== WHAT TO PRODUCE ==
Edit the records below by replacing each "latency-bar" with "response-bar". Keep everything else unchanged.

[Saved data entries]
start
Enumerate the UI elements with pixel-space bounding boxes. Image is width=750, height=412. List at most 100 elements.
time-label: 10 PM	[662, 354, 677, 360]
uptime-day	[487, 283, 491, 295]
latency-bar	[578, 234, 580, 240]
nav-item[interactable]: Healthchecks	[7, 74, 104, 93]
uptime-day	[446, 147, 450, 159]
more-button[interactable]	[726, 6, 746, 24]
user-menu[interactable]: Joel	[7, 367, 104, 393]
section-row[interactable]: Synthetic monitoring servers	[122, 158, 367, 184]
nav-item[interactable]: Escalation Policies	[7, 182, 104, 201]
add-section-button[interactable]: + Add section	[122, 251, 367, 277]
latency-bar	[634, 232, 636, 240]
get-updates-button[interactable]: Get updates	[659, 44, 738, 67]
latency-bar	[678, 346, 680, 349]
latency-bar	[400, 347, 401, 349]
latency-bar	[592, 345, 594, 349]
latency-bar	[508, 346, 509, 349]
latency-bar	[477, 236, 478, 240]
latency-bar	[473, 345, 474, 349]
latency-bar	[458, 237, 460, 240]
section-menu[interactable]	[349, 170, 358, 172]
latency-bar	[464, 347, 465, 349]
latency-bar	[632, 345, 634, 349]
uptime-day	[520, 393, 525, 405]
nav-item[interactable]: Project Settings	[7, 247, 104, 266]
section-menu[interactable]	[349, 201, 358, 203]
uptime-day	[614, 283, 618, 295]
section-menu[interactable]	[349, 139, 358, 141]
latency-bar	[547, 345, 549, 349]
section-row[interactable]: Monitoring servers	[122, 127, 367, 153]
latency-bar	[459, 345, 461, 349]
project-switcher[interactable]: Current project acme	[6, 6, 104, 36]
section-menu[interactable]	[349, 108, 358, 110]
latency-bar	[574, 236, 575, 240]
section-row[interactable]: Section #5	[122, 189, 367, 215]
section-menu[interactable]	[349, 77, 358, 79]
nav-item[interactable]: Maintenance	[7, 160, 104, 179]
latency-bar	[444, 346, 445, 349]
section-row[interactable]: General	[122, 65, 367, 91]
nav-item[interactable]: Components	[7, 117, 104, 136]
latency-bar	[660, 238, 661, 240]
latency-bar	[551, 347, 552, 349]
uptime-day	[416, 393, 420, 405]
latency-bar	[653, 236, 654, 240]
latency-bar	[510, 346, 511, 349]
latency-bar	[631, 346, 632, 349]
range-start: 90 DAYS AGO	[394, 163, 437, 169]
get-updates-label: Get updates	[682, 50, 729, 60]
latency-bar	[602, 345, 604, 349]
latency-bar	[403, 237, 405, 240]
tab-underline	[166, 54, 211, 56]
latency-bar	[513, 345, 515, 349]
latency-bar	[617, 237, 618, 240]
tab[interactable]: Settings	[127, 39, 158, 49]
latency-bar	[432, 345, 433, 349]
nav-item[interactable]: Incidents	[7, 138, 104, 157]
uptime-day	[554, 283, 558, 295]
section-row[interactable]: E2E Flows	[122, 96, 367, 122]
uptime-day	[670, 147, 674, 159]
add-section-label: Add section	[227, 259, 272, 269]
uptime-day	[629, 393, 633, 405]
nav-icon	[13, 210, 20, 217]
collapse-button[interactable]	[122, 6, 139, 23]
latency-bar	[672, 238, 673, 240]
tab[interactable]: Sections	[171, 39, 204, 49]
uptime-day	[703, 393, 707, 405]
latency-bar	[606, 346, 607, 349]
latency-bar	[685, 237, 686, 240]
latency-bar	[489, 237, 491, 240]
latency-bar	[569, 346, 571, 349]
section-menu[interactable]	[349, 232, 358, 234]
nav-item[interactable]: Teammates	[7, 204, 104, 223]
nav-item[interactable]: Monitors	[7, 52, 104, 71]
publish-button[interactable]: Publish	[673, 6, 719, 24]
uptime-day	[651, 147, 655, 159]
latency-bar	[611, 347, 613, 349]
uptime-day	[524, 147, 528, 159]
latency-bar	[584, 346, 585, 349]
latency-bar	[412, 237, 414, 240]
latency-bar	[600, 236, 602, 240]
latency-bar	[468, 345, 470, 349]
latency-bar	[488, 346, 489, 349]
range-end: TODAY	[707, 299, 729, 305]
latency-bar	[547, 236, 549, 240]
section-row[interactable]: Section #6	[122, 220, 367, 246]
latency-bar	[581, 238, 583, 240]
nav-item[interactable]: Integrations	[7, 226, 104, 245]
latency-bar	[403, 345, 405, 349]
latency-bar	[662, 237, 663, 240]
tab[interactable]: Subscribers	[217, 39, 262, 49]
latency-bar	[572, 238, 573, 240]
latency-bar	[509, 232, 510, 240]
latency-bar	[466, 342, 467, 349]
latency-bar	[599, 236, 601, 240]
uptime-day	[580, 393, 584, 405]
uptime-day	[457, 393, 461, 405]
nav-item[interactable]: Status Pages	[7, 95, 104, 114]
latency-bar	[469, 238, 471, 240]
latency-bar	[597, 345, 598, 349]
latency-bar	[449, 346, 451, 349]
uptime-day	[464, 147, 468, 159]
end
== TASK OUTPUT ==
Enumerate the UI elements with pixel-space bounding boxes. Image is width=750, height=412. List at most 100 elements.
time-label: 10 PM	[662, 354, 677, 360]
uptime-day	[487, 283, 491, 295]
response-bar	[578, 234, 580, 240]
nav-item[interactable]: Healthchecks	[7, 74, 104, 93]
uptime-day	[446, 147, 450, 159]
more-button[interactable]	[726, 6, 746, 24]
user-menu[interactable]: Joel	[7, 367, 104, 393]
section-row[interactable]: Synthetic monitoring servers	[122, 158, 367, 184]
nav-item[interactable]: Escalation Policies	[7, 182, 104, 201]
add-section-button[interactable]: + Add section	[122, 251, 367, 277]
response-bar	[634, 232, 636, 240]
get-updates-button[interactable]: Get updates	[659, 44, 738, 67]
response-bar	[678, 346, 680, 349]
response-bar	[400, 347, 401, 349]
response-bar	[592, 345, 594, 349]
response-bar	[508, 346, 509, 349]
response-bar	[477, 236, 478, 240]
response-bar	[473, 345, 474, 349]
response-bar	[458, 237, 460, 240]
section-menu[interactable]	[349, 170, 358, 172]
response-bar	[464, 347, 465, 349]
response-bar	[632, 345, 634, 349]
uptime-day	[520, 393, 525, 405]
nav-item[interactable]: Project Settings	[7, 247, 104, 266]
section-menu[interactable]	[349, 201, 358, 203]
uptime-day	[614, 283, 618, 295]
section-menu[interactable]	[349, 139, 358, 141]
response-bar	[547, 345, 549, 349]
section-row[interactable]: Monitoring servers	[122, 127, 367, 153]
response-bar	[459, 345, 461, 349]
project-switcher[interactable]: Current project acme	[6, 6, 104, 36]
section-menu[interactable]	[349, 108, 358, 110]
response-bar	[574, 236, 575, 240]
section-row[interactable]: Section #5	[122, 189, 367, 215]
section-menu[interactable]	[349, 77, 358, 79]
nav-item[interactable]: Maintenance	[7, 160, 104, 179]
response-bar	[444, 346, 445, 349]
section-row[interactable]: General	[122, 65, 367, 91]
nav-item[interactable]: Components	[7, 117, 104, 136]
response-bar	[660, 238, 661, 240]
response-bar	[551, 347, 552, 349]
uptime-day	[416, 393, 420, 405]
response-bar	[653, 236, 654, 240]
response-bar	[510, 346, 511, 349]
response-bar	[631, 346, 632, 349]
range-start: 90 DAYS AGO	[394, 163, 437, 169]
get-updates-label: Get updates	[682, 50, 729, 60]
response-bar	[602, 345, 604, 349]
response-bar	[403, 237, 405, 240]
tab-underline	[166, 54, 211, 56]
response-bar	[513, 345, 515, 349]
response-bar	[617, 237, 618, 240]
tab[interactable]: Settings	[127, 39, 158, 49]
response-bar	[432, 345, 433, 349]
nav-item[interactable]: Incidents	[7, 138, 104, 157]
uptime-day	[554, 283, 558, 295]
section-row[interactable]: E2E Flows	[122, 96, 367, 122]
uptime-day	[670, 147, 674, 159]
add-section-label: Add section	[227, 259, 272, 269]
uptime-day	[629, 393, 633, 405]
nav-icon	[13, 210, 20, 217]
collapse-button[interactable]	[122, 6, 139, 23]
response-bar	[672, 238, 673, 240]
tab[interactable]: Sections	[171, 39, 204, 49]
uptime-day	[703, 393, 707, 405]
response-bar	[606, 346, 607, 349]
response-bar	[685, 237, 686, 240]
response-bar	[489, 237, 491, 240]
response-bar	[569, 346, 571, 349]
section-menu[interactable]	[349, 232, 358, 234]
nav-item[interactable]: Teammates	[7, 204, 104, 223]
nav-item[interactable]: Monitors	[7, 52, 104, 71]
publish-button[interactable]: Publish	[673, 6, 719, 24]
uptime-day	[651, 147, 655, 159]
response-bar	[611, 347, 613, 349]
uptime-day	[524, 147, 528, 159]
response-bar	[584, 346, 585, 349]
response-bar	[412, 237, 414, 240]
response-bar	[600, 236, 602, 240]
response-bar	[468, 345, 470, 349]
response-bar	[488, 346, 489, 349]
range-end: TODAY	[707, 299, 729, 305]
response-bar	[547, 236, 549, 240]
section-row[interactable]: Section #6	[122, 220, 367, 246]
response-bar	[581, 238, 583, 240]
nav-item[interactable]: Integrations	[7, 226, 104, 245]
response-bar	[403, 345, 405, 349]
response-bar	[662, 237, 663, 240]
tab[interactable]: Subscribers	[217, 39, 262, 49]
response-bar	[572, 238, 573, 240]
response-bar	[509, 232, 510, 240]
response-bar	[466, 342, 467, 349]
response-bar	[599, 236, 601, 240]
uptime-day	[580, 393, 584, 405]
uptime-day	[457, 393, 461, 405]
nav-item[interactable]: Status Pages	[7, 95, 104, 114]
response-bar	[469, 238, 471, 240]
response-bar	[597, 345, 598, 349]
response-bar	[449, 346, 451, 349]
uptime-day	[464, 147, 468, 159]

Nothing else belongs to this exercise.